Instructions for the task — Your task is to transcribe all the entries exactly, excluding pictures.

Items —

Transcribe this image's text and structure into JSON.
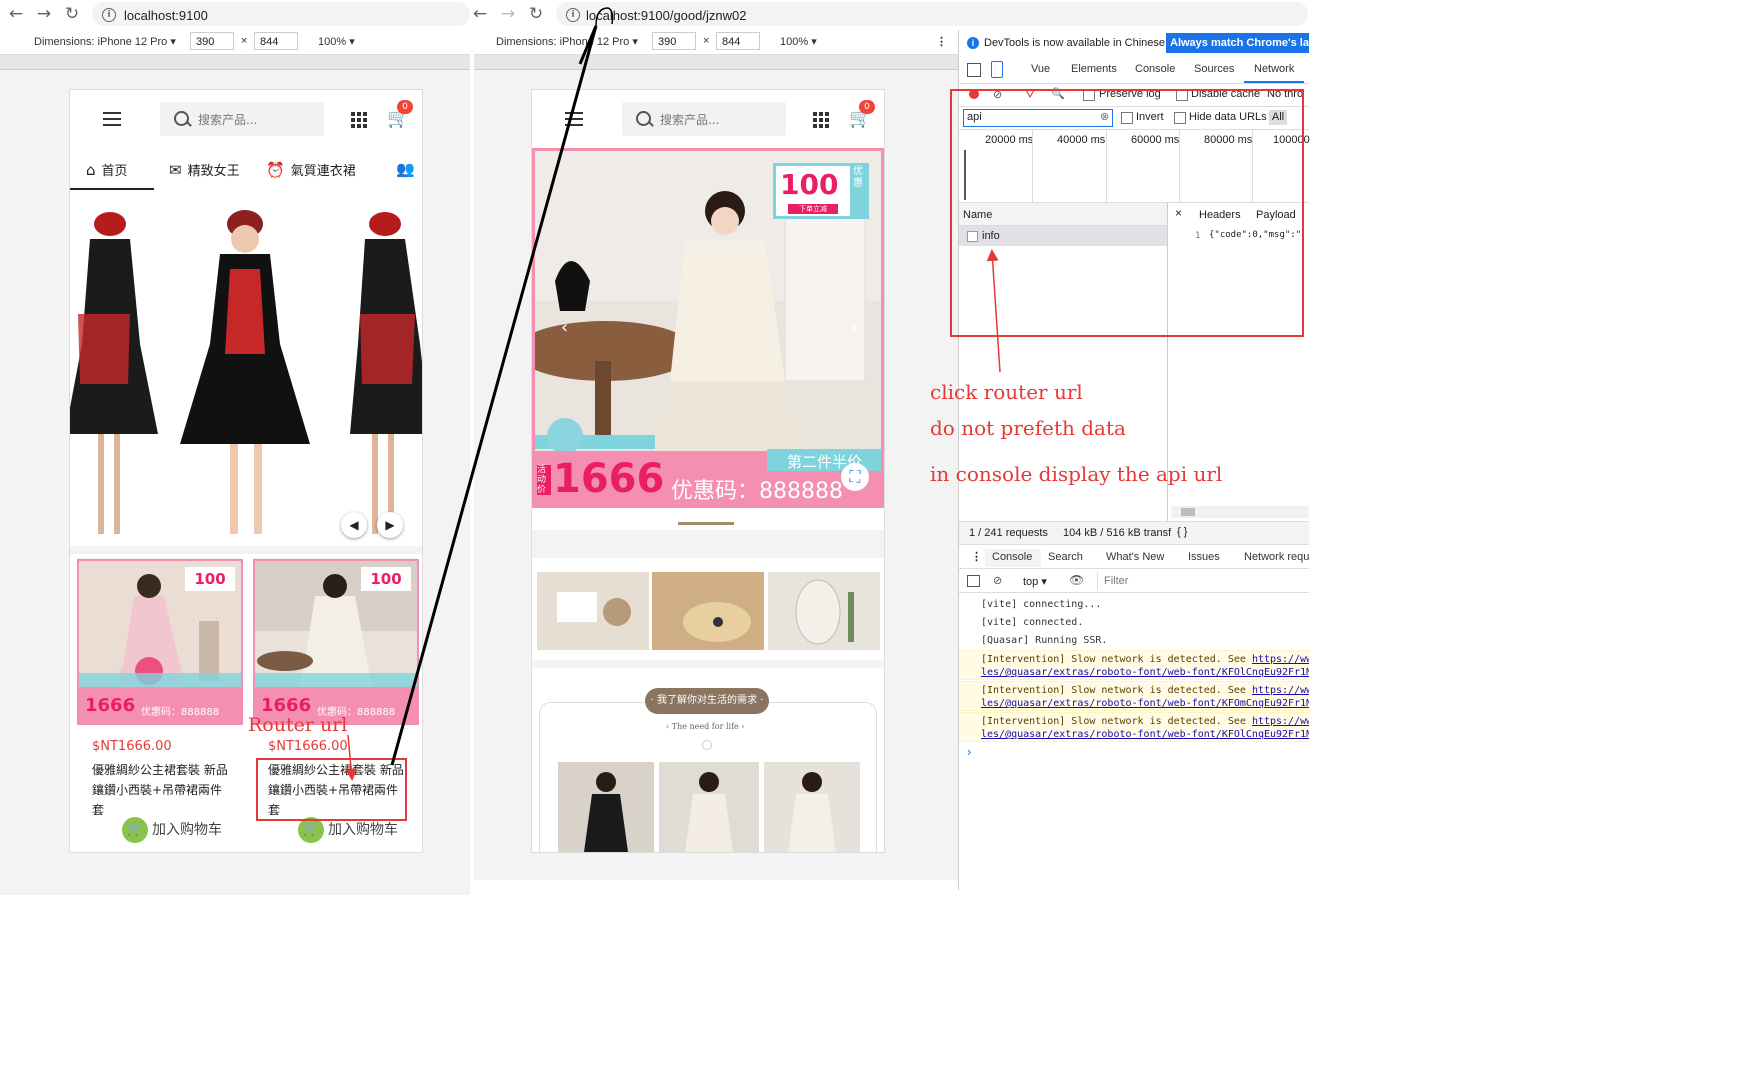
{
  "left_browser": {
    "url": "localhost:9100",
    "device_label": "Dimensions: iPhone 12 Pro",
    "width_value": "390",
    "height_value": "844",
    "zoom": "100%",
    "header": {
      "search_placeholder": "搜索产品...",
      "cart_count": "0"
    },
    "tabs": [
      {
        "label": "首页",
        "icon": "home-icon"
      },
      {
        "label": "精致女王",
        "icon": "mail-icon"
      },
      {
        "label": "氣質連衣裙",
        "icon": "alarm-icon"
      },
      {
        "label": "",
        "icon": "people-icon"
      }
    ],
    "products": [
      {
        "image_text": "100",
        "promo_price": "1666",
        "promo_code": "优惠码：888888",
        "price": "$NT1666.00",
        "title": "優雅綢紗公主裙套裝 新品鑲鑽小西裝+吊帶裙兩件套",
        "add_label": "加入购物车"
      },
      {
        "image_text": "100",
        "promo_price": "1666",
        "promo_code": "优惠码：888888",
        "price": "$NT1666.00",
        "title": "優雅綢紗公主裙套裝 新品鑲鑽小西裝+吊帶裙兩件套",
        "add_label": "加入购物车"
      }
    ]
  },
  "right_browser": {
    "url": "localhost:9100/good/jznw02",
    "device_label": "Dimensions: iPhone 12 Pro",
    "width_value": "390",
    "height_value": "844",
    "zoom": "100%",
    "header": {
      "search_placeholder": "搜索产品...",
      "cart_count": "0"
    },
    "banner": {
      "badge": "100",
      "badge_side": "优惠",
      "badge_sub": "下单立减",
      "second_half": "第二件半价",
      "promo_tag": "活动价",
      "price": "1666",
      "code": "优惠码：888888"
    },
    "section_title": "· 我了解你对生活的需求 ·",
    "section_sub": "The need for life"
  },
  "devtools": {
    "notice": "DevTools is now available in Chinese!",
    "notice_button": "Always match Chrome's lang",
    "tabs": [
      "Vue",
      "Elements",
      "Console",
      "Sources",
      "Network"
    ],
    "active_tab": "Network",
    "preserve_log": "Preserve log",
    "disable_cache": "Disable cache",
    "throttle": "No thro",
    "filter_value": "api",
    "invert": "Invert",
    "hide_data_urls": "Hide data URLs",
    "all_label": "All",
    "timeline": [
      "20000 ms",
      "40000 ms",
      "60000 ms",
      "80000 ms",
      "100000"
    ],
    "name_header": "Name",
    "request_name": "info",
    "detail_tabs": [
      "Headers",
      "Payload"
    ],
    "response_line_no": "1",
    "response_preview": "{\"code\":0,\"msg\":\"",
    "status_requests": "1 / 241 requests",
    "status_transferred": "104 kB / 516 kB transf",
    "drawer_tabs": [
      "Console",
      "Search",
      "What's New",
      "Issues",
      "Network requ"
    ],
    "context": "top",
    "filter_placeholder": "Filter",
    "console_lines": [
      {
        "text": "[vite] connecting...",
        "type": "log"
      },
      {
        "text": "[vite] connected.",
        "type": "log"
      },
      {
        "text": "[Quasar] Running SSR.",
        "type": "log"
      },
      {
        "text": "[Intervention] Slow network is detected. See ",
        "link": "https://ww",
        "link2": "les/@quasar/extras/roboto-font/web-font/KFOlCnqEu92Fr1M",
        "type": "warn"
      },
      {
        "text": "[Intervention] Slow network is detected. See ",
        "link": "https://ww",
        "link2": "les/@quasar/extras/roboto-font/web-font/KFOmCnqEu92Fr1M",
        "type": "warn"
      },
      {
        "text": "[Intervention] Slow network is detected. See ",
        "link": "https://ww",
        "link2": "les/@quasar/extras/roboto-font/web-font/KFOlCnqEu92Fr1M",
        "type": "warn"
      }
    ],
    "prompt": "›"
  },
  "annotations": {
    "router_url": "Router url",
    "line1": "click router url",
    "line2": "do not prefeth data",
    "line3": "in console display the api url"
  },
  "colors": {
    "annotation_red": "#e53935",
    "chrome_blue": "#1a73e8",
    "pink": "#f48fb1"
  }
}
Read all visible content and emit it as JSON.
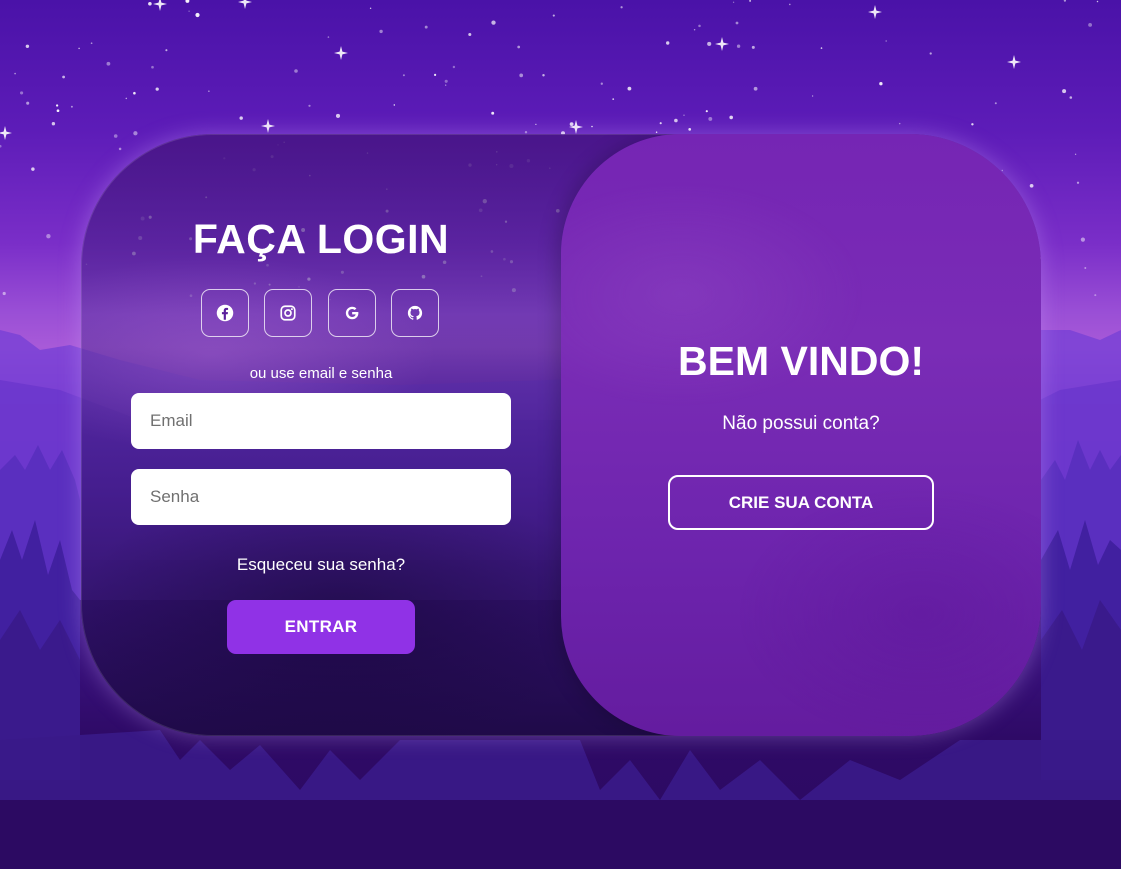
{
  "login": {
    "title": "FAÇA LOGIN",
    "social_buttons": [
      {
        "icon": "facebook-icon"
      },
      {
        "icon": "instagram-icon"
      },
      {
        "icon": "google-icon"
      },
      {
        "icon": "github-icon"
      }
    ],
    "alt_text": "ou use email e senha",
    "email_placeholder": "Email",
    "password_placeholder": "Senha",
    "forgot_label": "Esqueceu sua senha?",
    "submit_label": "ENTRAR"
  },
  "welcome": {
    "title": "BEM VINDO!",
    "subtitle": "Não possui conta?",
    "create_label": "CRIE SUA CONTA"
  },
  "colors": {
    "accent": "#9032e6",
    "panel": "#7525b4",
    "background": "#4a12a8"
  }
}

Exercise result —
Transcribe this image's text and structure into JSON.
{
  "left_browser": {
    "url": "localhost:9100",
    "device_label": "Dimensions: iPhone 12 Pro",
    "width_value": "390",
    "height_value": "844",
    "zoom": "100%",
    "header": {
      "search_placeholder": "搜索产品...",
      "cart_count": "0"
    },
    "tabs": [
      {
        "label": "首页",
        "icon": "home-icon"
      },
      {
        "label": "精致女王",
        "icon": "mail-icon"
      },
      {
        "label": "氣質連衣裙",
        "icon": "alarm-icon"
      },
      {
        "label": "",
        "icon": "people-icon"
      }
    ],
    "products": [
      {
        "image_text": "100",
        "promo_price": "1666",
        "promo_code": "优惠码：888888",
        "price": "$NT1666.00",
        "title": "優雅綢紗公主裙套裝 新品鑲鑽小西裝+吊帶裙兩件套",
        "add_label": "加入购物车"
      },
      {
        "image_text": "100",
        "promo_price": "1666",
        "promo_code": "优惠码：888888",
        "price": "$NT1666.00",
        "title": "優雅綢紗公主裙套裝 新品鑲鑽小西裝+吊帶裙兩件套",
        "add_label": "加入购物车"
      }
    ]
  },
  "right_browser": {
    "url": "localhost:9100/good/jznw02",
    "device_label": "Dimensions: iPhone 12 Pro",
    "width_value": "390",
    "height_value": "844",
    "zoom": "100%",
    "header": {
      "search_placeholder": "搜索产品...",
      "cart_count": "0"
    },
    "banner": {
      "badge": "100",
      "badge_side": "优惠",
      "badge_sub": "下单立减",
      "second_half": "第二件半价",
      "promo_tag": "活动价",
      "price": "1666",
      "code": "优惠码：888888"
    },
    "section_title": "· 我了解你对生活的需求 ·",
    "section_sub": "The need for life"
  },
  "devtools": {
    "notice": "DevTools is now available in Chinese!",
    "notice_button": "Always match Chrome's lang",
    "tabs": [
      "Vue",
      "Elements",
      "Console",
      "Sources",
      "Network"
    ],
    "active_tab": "Network",
    "preserve_log": "Preserve log",
    "disable_cache": "Disable cache",
    "throttle": "No thro",
    "filter_value": "api",
    "invert": "Invert",
    "hide_data_urls": "Hide data URLs",
    "all_label": "All",
    "timeline": [
      "20000 ms",
      "40000 ms",
      "60000 ms",
      "80000 ms",
      "100000"
    ],
    "name_header": "Name",
    "request_name": "info",
    "detail_tabs": [
      "Headers",
      "Payload"
    ],
    "response_line_no": "1",
    "response_preview": "{\"code\":0,\"msg\":\"",
    "status_requests": "1 / 241 requests",
    "status_transferred": "104 kB / 516 kB transf",
    "drawer_tabs": [
      "Console",
      "Search",
      "What's New",
      "Issues",
      "Network requ"
    ],
    "context": "top",
    "filter_placeholder": "Filter",
    "console_lines": [
      {
        "text": "[vite] connecting...",
        "type": "log"
      },
      {
        "text": "[vite] connected.",
        "type": "log"
      },
      {
        "text": "[Quasar] Running SSR.",
        "type": "log"
      },
      {
        "text": "[Intervention] Slow network is detected. See ",
        "link": "https://ww",
        "link2": "les/@quasar/extras/roboto-font/web-font/KFOlCnqEu92Fr1M",
        "type": "warn"
      },
      {
        "text": "[Intervention] Slow network is detected. See ",
        "link": "https://ww",
        "link2": "les/@quasar/extras/roboto-font/web-font/KFOmCnqEu92Fr1M",
        "type": "warn"
      },
      {
        "text": "[Intervention] Slow network is detected. See ",
        "link": "https://ww",
        "link2": "les/@quasar/extras/roboto-font/web-font/KFOlCnqEu92Fr1M",
        "type": "warn"
      }
    ],
    "prompt": "›"
  },
  "annotations": {
    "router_url": "Router url",
    "line1": "click router url",
    "line2": "do not prefeth data",
    "line3": "in console display the api url"
  },
  "colors": {
    "annotation_red": "#e53935",
    "chrome_blue": "#1a73e8",
    "pink": "#f48fb1"
  }
}
Read all visible content and emit it as JSON.
{
  "login": {
    "title": "FAÇA LOGIN",
    "social_buttons": [
      {
        "icon": "facebook-icon"
      },
      {
        "icon": "instagram-icon"
      },
      {
        "icon": "google-icon"
      },
      {
        "icon": "github-icon"
      }
    ],
    "alt_text": "ou use email e senha",
    "email_placeholder": "Email",
    "password_placeholder": "Senha",
    "forgot_label": "Esqueceu sua senha?",
    "submit_label": "ENTRAR"
  },
  "welcome": {
    "title": "BEM VINDO!",
    "subtitle": "Não possui conta?",
    "create_label": "CRIE SUA CONTA"
  },
  "colors": {
    "accent": "#9032e6",
    "panel": "#7525b4",
    "background": "#4a12a8"
  }
}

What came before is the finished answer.